Your goal>
Lines containing the word "analysis" are the ones to copy from the records below.
------ Source records
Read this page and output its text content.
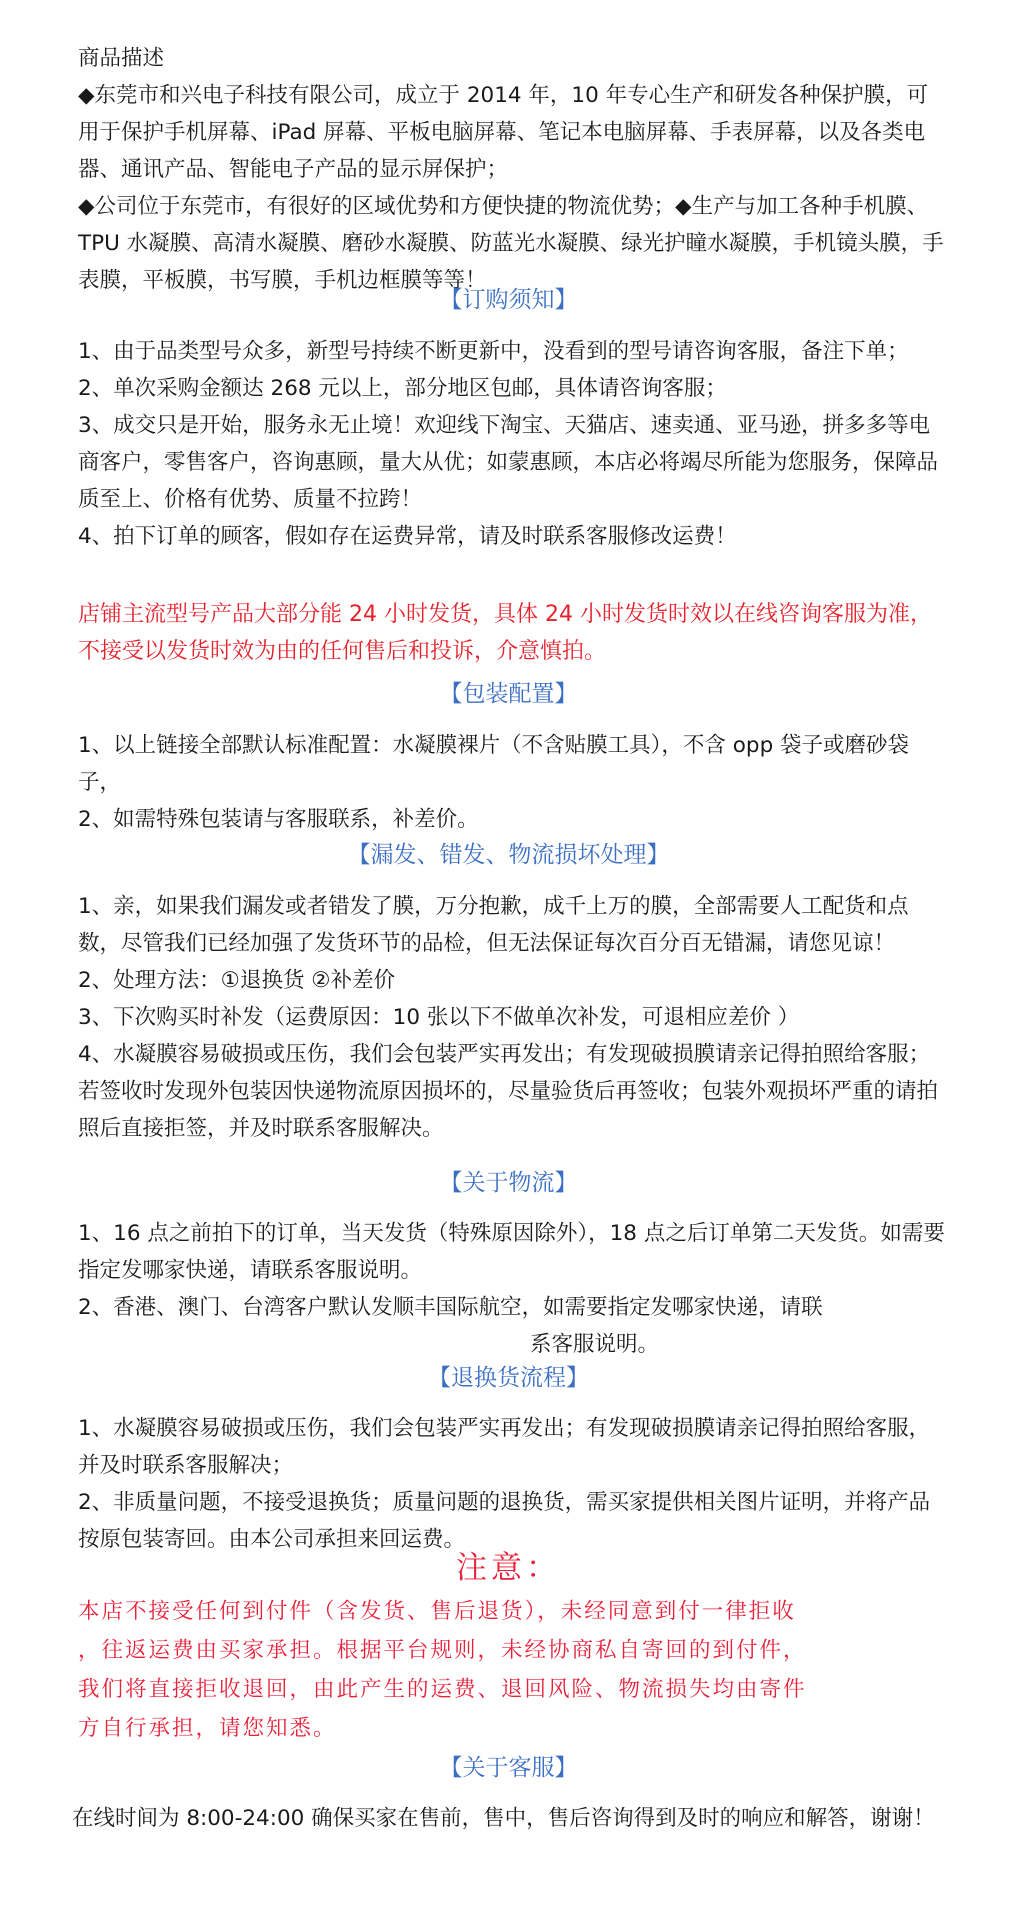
商品描述

◆东莞市和兴电子科技有限公司，成立于 2014 年，10 年专心生产和研发各种保护膜，可用于保护手机屏幕、iPad 屏幕、平板电脑屏幕、笔记本电脑屏幕、手表屏幕，以及各类电器、通讯产品、智能电子产品的显示屏保护；

◆公司位于东莞市，有很好的区域优势和方便快捷的物流优势；◆生产与加工各种手机膜、TPU 水凝膜、高清水凝膜、磨砂水凝膜、防蓝光水凝膜、绿光护瞳水凝膜，手机镜头膜，手表膜，平板膜，书写膜，手机边框膜等等！

【订购须知】

1、由于品类型号众多，新型号持续不断更新中，没看到的型号请咨询客服，备注下单；

2、单次采购金额达 268 元以上，部分地区包邮，具体请咨询客服；

3、成交只是开始，服务永无止境！欢迎线下淘宝、天猫店、速卖通、亚马逊，拼多多等电商客户，零售客户，咨询惠顾，量大从优；如蒙惠顾，本店必将竭尽所能为您服务，保障品质至上、价格有优势、质量不拉跨！

4、拍下订单的顾客，假如存在运费异常，请及时联系客服修改运费！

店铺主流型号产品大部分能 24 小时发货，具体 24 小时发货时效以在线咨询客服为准，不接受以发货时效为由的任何售后和投诉，介意慎拍。
【包装配置】

1、以上链接全部默认标准配置：水凝膜裸片（不含贴膜工具），不含 opp 袋子或磨砂袋子，

2、如需特殊包装请与客服联系，补差价。

【漏发、错发、物流损坏处理】

1、亲，如果我们漏发或者错发了膜，万分抱歉，成千上万的膜，全部需要人工配货和点数，尽管我们已经加强了发货环节的品检，但无法保证每次百分百无错漏，请您见谅！

2、处理方法：①退换货 ②补差价

3、下次购买时补发（运费原因：10 张以下不做单次补发，可退相应差价 ）

4、水凝膜容易破损或压伤，我们会包装严实再发出；有发现破损膜请亲记得拍照给客服；若签收时发现外包装因快递物流原因损坏的，尽量验货后再签收；包装外观损坏严重的请拍照后直接拒签，并及时联系客服解决。

【关于物流】

1、16 点之前拍下的订单，当天发货（特殊原因除外），18 点之后订单第二天发货。如需要指定发哪家快递，请联系客服说明。

2、香港、澳门、台湾客户默认发顺丰国际航空，如需要指定发哪家快递，请联

系客服说明。

【退换货流程】

1、水凝膜容易破损或压伤，我们会包装严实再发出；有发现破损膜请亲记得拍照给客服，并及时联系客服解决；

2、非质量问题，不接受退换货；质量问题的退换货，需买家提供相关图片证明，并将产品按原包装寄回。由本公司承担来回运费。

注意：
本店不接受任何到付件（含发货、售后退货），未经同意到付一律拒收
，往返运费由买家承担。根据平台规则，未经协商私自寄回的到付件，
我们将直接拒收退回，由此产生的运费、退回风险、物流损失均由寄件
方自行承担，请您知悉。
【关于客服】
在线时间为 8:00-24:00 确保买家在售前，售中，售后咨询得到及时的响应和解答，谢谢！
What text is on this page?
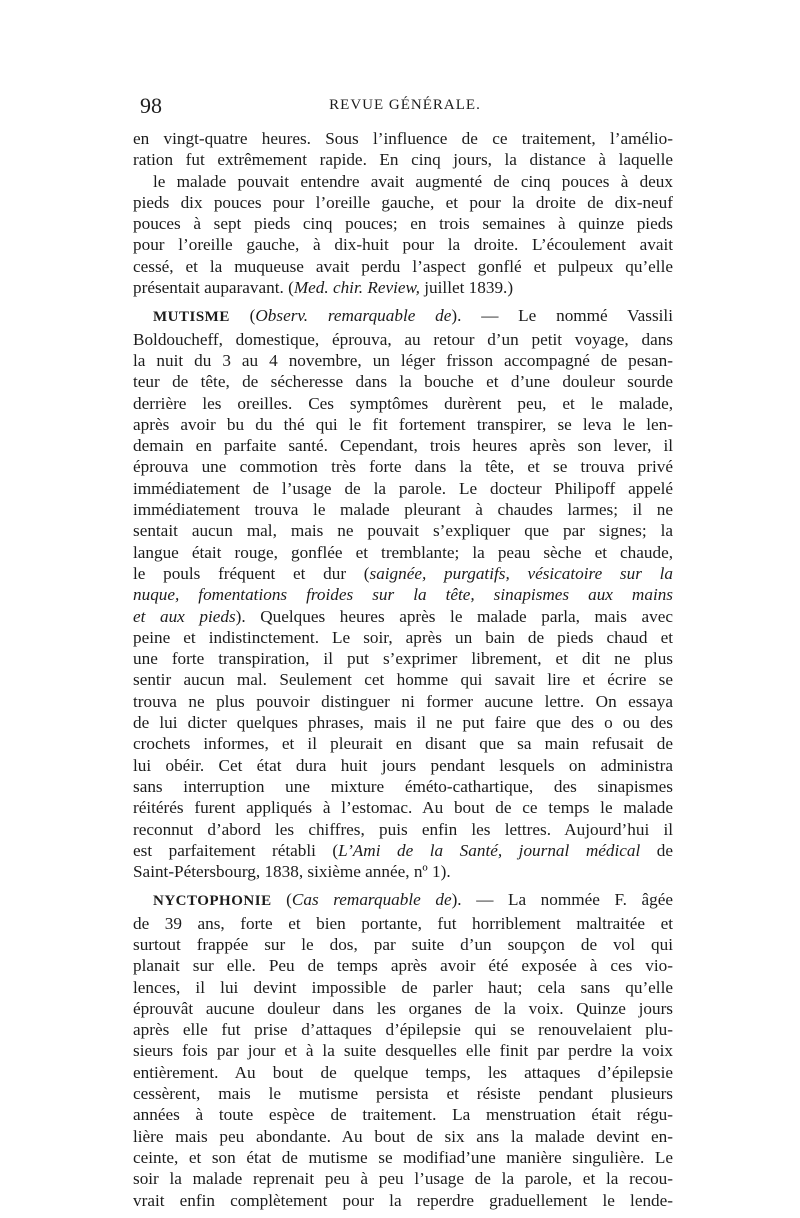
98	REVUE GÉNÉRALE.
en vingt-quatre heures. Sous l’influence de ce traitement, l’amélio-
ration fut extrêmement rapide. En cinq jours, la distance à laquelle
le malade pouvait entendre avait augmenté de cinq pouces à deux
pieds dix pouces pour l’oreille gauche, et pour la droite de dix-neuf
pouces à sept pieds cinq pouces; en trois semaines à quinze pieds
pour l’oreille gauche, à dix-huit pour la droite. L’écoulement avait
cessé, et la muqueuse avait perdu l’aspect gonflé et pulpeux qu’elle
présentait auparavant. (Med. chir. Review, juillet 1839.)
MUTISME (Observ. remarquable de). — Le nommé Vassili
Boldoucheff, domestique, éprouva, au retour d’un petit voyage, dans
la nuit du 3 au 4 novembre, un léger frisson accompagné de pesan-
teur de tête, de sécheresse dans la bouche et d’une douleur sourde
derrière les oreilles. Ces symptômes durèrent peu, et le malade,
après avoir bu du thé qui le fit fortement transpirer, se leva le len-
demain en parfaite santé. Cependant, trois heures après son lever, il
éprouva une commotion très forte dans la tête, et se trouva privé
immédiatement de l’usage de la parole. Le docteur Philipoff appelé
immédiatement trouva le malade pleurant à chaudes larmes; il ne
sentait aucun mal, mais ne pouvait s’expliquer que par signes; la
langue était rouge, gonflée et tremblante; la peau sèche et chaude,
le pouls fréquent et dur (saignée, purgatifs, vésicatoire sur la
nuque, fomentations froides sur la tête, sinapismes aux mains
et aux pieds). Quelques heures après le malade parla, mais avec
peine et indistinctement. Le soir, après un bain de pieds chaud et
une forte transpiration, il put s’exprimer librement, et dit ne plus
sentir aucun mal. Seulement cet homme qui savait lire et écrire se
trouva ne plus pouvoir distinguer ni former aucune lettre. On essaya
de lui dicter quelques phrases, mais il ne put faire que des o ou des
crochets informes, et il pleurait en disant que sa main refusait de
lui obéir. Cet état dura huit jours pendant lesquels on administra
sans interruption une mixture éméto-cathartique, des sinapismes
réitérés furent appliqués à l’estomac. Au bout de ce temps le malade
reconnut d’abord les chiffres, puis enfin les lettres. Aujourd’hui il
est parfaitement rétabli (L’Ami de la Santé, journal médical de
Saint-Pétersbourg, 1838, sixième année, nº 1).
NYCTOPHONIE (Cas remarquable de). — La nommée F. âgée
de 39 ans, forte et bien portante, fut horriblement maltraitée et
surtout frappée sur le dos, par suite d’un soupçon de vol qui
planait sur elle. Peu de temps après avoir été exposée à ces vio-
lences, il lui devint impossible de parler haut; cela sans qu’elle
éprouvât aucune douleur dans les organes de la voix. Quinze jours
après elle fut prise d’attaques d’épilepsie qui se renouvelaient plu-
sieurs fois par jour et à la suite desquelles elle finit par perdre la voix
entièrement. Au bout de quelque temps, les attaques d’épilepsie
cessèrent, mais le mutisme persista et résiste pendant plusieurs
années à toute espèce de traitement. La menstruation était régu-
lière mais peu abondante. Au bout de six ans la malade devint en-
ceinte, et son état de mutisme se modifiad’une manière singulière. Le
soir la malade reprenait peu à peu l’usage de la parole, et la recou-
vrait enfin complètement pour la reperdre graduellement le lende-
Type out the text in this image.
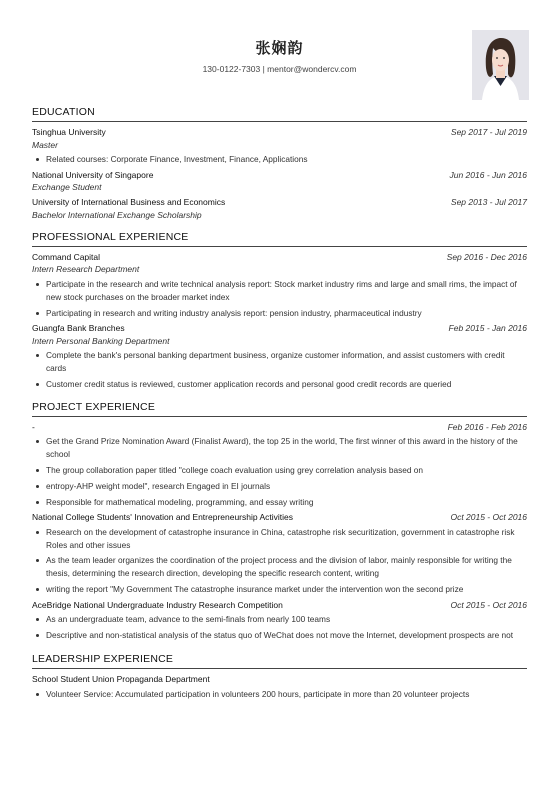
张娴韵
130-0122-7303 | mentor@wondercv.com
EDUCATION
Tsinghua University	Sep 2017 - Jul 2019
Master
Related courses: Corporate Finance, Investment, Finance, Applications
National University of Singapore	Jun 2016 - Jun 2016
Exchange Student
University of International Business and Economics	Sep 2013 - Jul 2017
Bachelor International Exchange Scholarship
PROFESSIONAL EXPERIENCE
Command Capital	Sep 2016 - Dec 2016
Intern Research Department
Participate in the research and write technical analysis report: Stock market industry rims and large and small rims, the impact of new stock purchases on the broader market index
Participating in research and writing industry analysis report: pension industry, pharmaceutical industry
Guangfa Bank Branches	Feb 2015 - Jan 2016
Intern Personal Banking Department
Complete the bank's personal banking department business, organize customer information, and assist customers with credit cards
Customer credit status is reviewed, customer application records and personal good credit records are queried
PROJECT EXPERIENCE
-	Feb 2016 - Feb 2016
Get the Grand Prize Nomination Award (Finalist Award), the top 25 in the world, The first winner of this award in the history of the school
The group collaboration paper titled "college coach evaluation using grey correlation analysis based on
entropy-AHP weight model", research Engaged in EI journals
Responsible for mathematical modeling, programming, and essay writing
National College Students' Innovation and Entrepreneurship Activities	Oct 2015 - Oct 2016
Research on the development of catastrophe insurance in China, catastrophe risk securitization, government in catastrophe risk Roles and other issues
As the team leader organizes the coordination of the project process and the division of labor, mainly responsible for writing the thesis, determining the research direction, developing the specific research content, writing
writing the report "My Government The catastrophe insurance market under the intervention won the second prize
AceBridge National Undergraduate Industry Research Competition	Oct 2015 - Oct 2016
As an undergraduate team, advance to the semi-finals from nearly 100 teams
Descriptive and non-statistical analysis of the status quo of WeChat does not move the Internet, development prospects are not
LEADERSHIP EXPERIENCE
School Student Union Propaganda Department
Volunteer Service: Accumulated participation in volunteers 200 hours, participate in more than 20 volunteer projects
------------
Correct answer>
Participate in the research and write technical analysis report: Stock market industry rims and large and small rims, the impact of new stock purchases on the broader market index
Participating in research and writing industry analysis report: pension industry, pharmaceutical industry
The group collaboration paper titled "college coach evaluation using grey correlation analysis based on
Descriptive and non-statistical analysis of the status quo of WeChat does not move the Internet, development prospects are not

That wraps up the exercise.